__What you should do__. Print all of the data exactly.

__Provided material__.
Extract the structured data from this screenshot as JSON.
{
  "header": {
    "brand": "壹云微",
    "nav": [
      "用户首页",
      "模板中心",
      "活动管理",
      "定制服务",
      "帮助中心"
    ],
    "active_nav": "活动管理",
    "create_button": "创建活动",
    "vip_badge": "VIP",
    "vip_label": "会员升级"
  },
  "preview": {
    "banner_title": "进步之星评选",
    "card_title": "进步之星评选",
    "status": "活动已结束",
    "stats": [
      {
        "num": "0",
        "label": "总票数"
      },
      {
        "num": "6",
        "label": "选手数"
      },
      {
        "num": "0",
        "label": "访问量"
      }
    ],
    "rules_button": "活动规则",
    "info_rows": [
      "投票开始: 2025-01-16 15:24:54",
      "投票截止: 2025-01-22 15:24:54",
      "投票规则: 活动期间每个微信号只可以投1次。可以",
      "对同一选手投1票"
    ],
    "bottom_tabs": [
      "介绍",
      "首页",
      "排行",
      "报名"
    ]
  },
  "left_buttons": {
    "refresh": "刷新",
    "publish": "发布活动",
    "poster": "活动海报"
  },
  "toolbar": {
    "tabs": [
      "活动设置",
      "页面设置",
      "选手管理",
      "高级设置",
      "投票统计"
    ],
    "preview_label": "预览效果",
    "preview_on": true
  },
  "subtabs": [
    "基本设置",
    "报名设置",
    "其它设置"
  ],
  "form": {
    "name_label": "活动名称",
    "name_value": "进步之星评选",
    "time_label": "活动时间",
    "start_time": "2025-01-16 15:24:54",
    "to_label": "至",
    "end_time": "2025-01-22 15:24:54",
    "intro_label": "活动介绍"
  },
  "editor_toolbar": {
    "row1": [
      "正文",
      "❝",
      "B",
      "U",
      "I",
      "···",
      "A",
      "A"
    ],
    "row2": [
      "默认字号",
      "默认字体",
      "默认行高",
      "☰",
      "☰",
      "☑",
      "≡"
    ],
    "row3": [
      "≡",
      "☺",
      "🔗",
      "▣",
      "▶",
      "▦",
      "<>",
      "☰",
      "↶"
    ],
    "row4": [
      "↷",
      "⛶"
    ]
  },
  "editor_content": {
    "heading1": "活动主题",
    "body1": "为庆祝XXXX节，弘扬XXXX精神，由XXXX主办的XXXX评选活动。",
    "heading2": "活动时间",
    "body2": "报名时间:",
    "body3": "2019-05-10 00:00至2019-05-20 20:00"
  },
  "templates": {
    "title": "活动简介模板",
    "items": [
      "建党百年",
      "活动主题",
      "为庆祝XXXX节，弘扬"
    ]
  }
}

__Solution__.
Extract the structured data from this screenshot as JSON.
{
  "header": {
    "brand": "壹云微",
    "nav": [
      "用户首页",
      "模板中心",
      "活动管理",
      "定制服务",
      "帮助中心"
    ],
    "active_nav": "活动管理",
    "create_button": "创建活动",
    "vip_badge": "VIP",
    "vip_label": "会员升级"
  },
  "preview": {
    "banner_title": "进步之星评选",
    "card_title": "进步之星评选",
    "status": "活动已结束",
    "stats": [
      {
        "num": "0",
        "label": "总票数"
      },
      {
        "num": "6",
        "label": "选手数"
      },
      {
        "num": "0",
        "label": "访问量"
      }
    ],
    "rules_button": "活动规则",
    "info_rows": [
      "投票开始: 2025-01-16 15:24:54",
      "投票截止: 2025-01-22 15:24:54",
      "投票规则: 活动期间每个微信号只可以投1次。可以",
      "对同一选手投1票"
    ],
    "bottom_tabs": [
      "介绍",
      "首页",
      "排行",
      "报名"
    ]
  },
  "left_buttons": {
    "refresh": "刷新",
    "publish": "发布活动",
    "poster": "活动海报"
  },
  "toolbar": {
    "tabs": [
      "活动设置",
      "页面设置",
      "选手管理",
      "高级设置",
      "投票统计"
    ],
    "preview_label": "预览效果",
    "preview_on": true
  },
  "subtabs": [
    "基本设置",
    "报名设置",
    "其它设置"
  ],
  "form": {
    "name_label": "活动名称",
    "name_value": "进步之星评选",
    "time_label": "活动时间",
    "start_time": "2025-01-16 15:24:54",
    "to_label": "至",
    "end_time": "2025-01-22 15:24:54",
    "intro_label": "活动介绍"
  },
  "editor_toolbar": {
    "row1": [
      "正文",
      "❝",
      "B",
      "U",
      "I",
      "···",
      "A",
      "A"
    ],
    "row2": [
      "默认字号",
      "默认字体",
      "默认行高",
      "☰",
      "☰",
      "☑",
      "≡"
    ],
    "row3": [
      "≡",
      "☺",
      "🔗",
      "▣",
      "▶",
      "▦",
      "<>",
      "☰",
      "↶"
    ],
    "row4": [
      "↷",
      "⛶"
    ]
  },
  "editor_content": {
    "heading1": "活动主题",
    "body1": "为庆祝XXXX节，弘扬XXXX精神，由XXXX主办的XXXX评选活动。",
    "heading2": "活动时间",
    "body2": "报名时间:",
    "body3": "2019-05-10 00:00至2019-05-20 20:00"
  },
  "templates": {
    "title": "活动简介模板",
    "items": [
      "建党百年",
      "活动主题",
      "为庆祝XXXX节，弘扬"
    ]
  }
}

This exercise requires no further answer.